REQUIRED WORK:
Skip the pictures and quote all of the lines exactly.

[Items listed in a dataset]
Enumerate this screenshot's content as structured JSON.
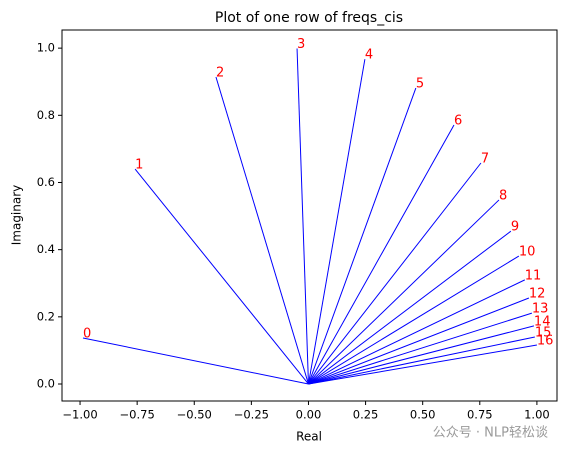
{
  "chart_data": {
    "type": "segments",
    "title": "Plot of one row of freqs_cis",
    "x_label": "Real",
    "y_label": "Imaginary",
    "labels": [
      "0",
      "1",
      "2",
      "3",
      "4",
      "5",
      "6",
      "7",
      "8",
      "9",
      "10",
      "11",
      "12",
      "13",
      "14",
      "15",
      "16"
    ],
    "x": [
      -0.987,
      -0.759,
      -0.405,
      -0.05,
      0.247,
      0.47,
      0.637,
      0.755,
      0.834,
      0.886,
      0.921,
      0.947,
      0.965,
      0.978,
      0.987,
      0.991,
      1.0
    ],
    "y": [
      0.137,
      0.64,
      0.914,
      0.999,
      0.967,
      0.881,
      0.771,
      0.658,
      0.548,
      0.455,
      0.381,
      0.31,
      0.256,
      0.211,
      0.173,
      0.14,
      0.116
    ],
    "color": "#0000ff",
    "label_color": "#ff0000",
    "xlim": [
      -1.079,
      1.088
    ],
    "ylim": [
      -0.0506,
      1.054
    ],
    "xticks": [
      {
        "value": -1,
        "label": "−1.00"
      },
      {
        "value": -0.75,
        "label": "−0.75"
      },
      {
        "value": -0.5,
        "label": "−0.50"
      },
      {
        "value": -0.25,
        "label": "−0.25"
      },
      {
        "value": 0,
        "label": "0.00"
      },
      {
        "value": 0.25,
        "label": "0.25"
      },
      {
        "value": 0.5,
        "label": "0.50"
      },
      {
        "value": 0.75,
        "label": "0.75"
      },
      {
        "value": 1,
        "label": "1.00"
      }
    ],
    "yticks": [
      {
        "value": 0,
        "label": "0.0"
      },
      {
        "value": 0.2,
        "label": "0.2"
      },
      {
        "value": 0.4,
        "label": "0.4"
      },
      {
        "value": 0.6,
        "label": "0.6"
      },
      {
        "value": 0.8,
        "label": "0.8"
      },
      {
        "value": 1,
        "label": "1.0"
      }
    ],
    "grid": false
  },
  "watermark": "公众号 · NLP轻松谈"
}
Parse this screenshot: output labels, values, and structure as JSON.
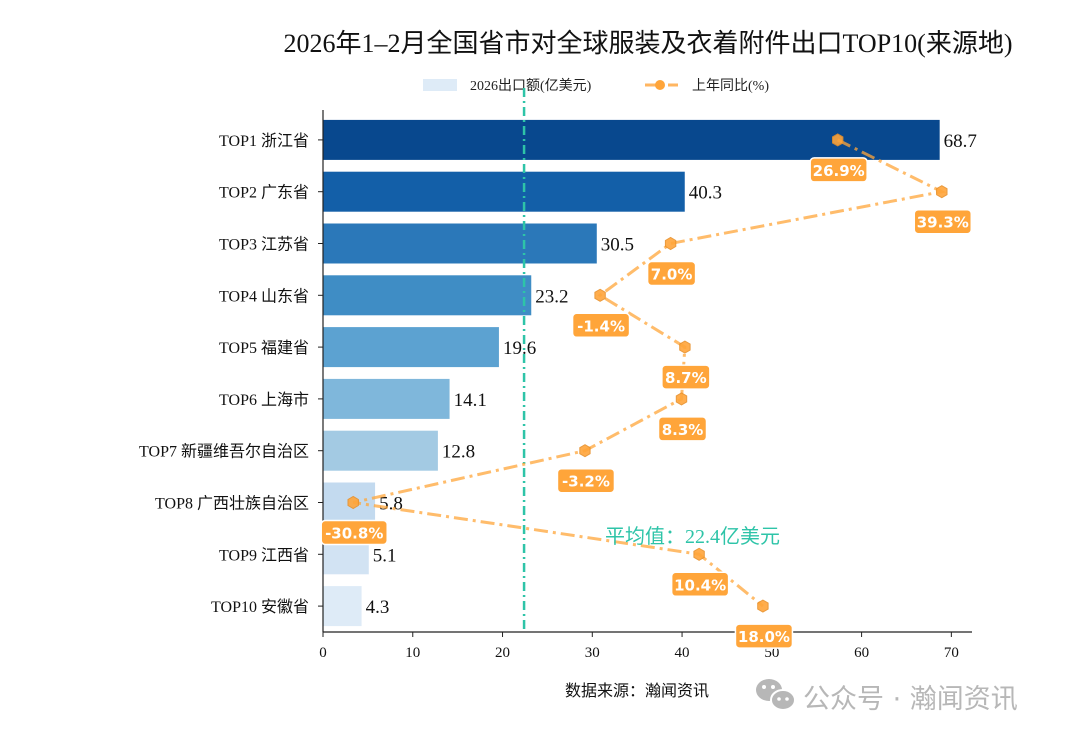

WRITTEN REPLY:
Enumerate this screenshot's content as structured JSON.
{
  "chart_data": {
    "type": "segments",
    "title": "Plot of one row of freqs_cis",
    "x_label": "Real",
    "y_label": "Imaginary",
    "labels": [
      "0",
      "1",
      "2",
      "3",
      "4",
      "5",
      "6",
      "7",
      "8",
      "9",
      "10",
      "11",
      "12",
      "13",
      "14",
      "15",
      "16"
    ],
    "x": [
      -0.987,
      -0.759,
      -0.405,
      -0.05,
      0.247,
      0.47,
      0.637,
      0.755,
      0.834,
      0.886,
      0.921,
      0.947,
      0.965,
      0.978,
      0.987,
      0.991,
      1.0
    ],
    "y": [
      0.137,
      0.64,
      0.914,
      0.999,
      0.967,
      0.881,
      0.771,
      0.658,
      0.548,
      0.455,
      0.381,
      0.31,
      0.256,
      0.211,
      0.173,
      0.14,
      0.116
    ],
    "color": "#0000ff",
    "label_color": "#ff0000",
    "xlim": [
      -1.079,
      1.088
    ],
    "ylim": [
      -0.0506,
      1.054
    ],
    "xticks": [
      {
        "value": -1,
        "label": "−1.00"
      },
      {
        "value": -0.75,
        "label": "−0.75"
      },
      {
        "value": -0.5,
        "label": "−0.50"
      },
      {
        "value": -0.25,
        "label": "−0.25"
      },
      {
        "value": 0,
        "label": "0.00"
      },
      {
        "value": 0.25,
        "label": "0.25"
      },
      {
        "value": 0.5,
        "label": "0.50"
      },
      {
        "value": 0.75,
        "label": "0.75"
      },
      {
        "value": 1,
        "label": "1.00"
      }
    ],
    "yticks": [
      {
        "value": 0,
        "label": "0.0"
      },
      {
        "value": 0.2,
        "label": "0.2"
      },
      {
        "value": 0.4,
        "label": "0.4"
      },
      {
        "value": 0.6,
        "label": "0.6"
      },
      {
        "value": 0.8,
        "label": "0.8"
      },
      {
        "value": 1,
        "label": "1.0"
      }
    ],
    "grid": false
  },
  "watermark": "公众号 · NLP轻松谈"
}
Parse this screenshot: output labels, values, and structure as JSON.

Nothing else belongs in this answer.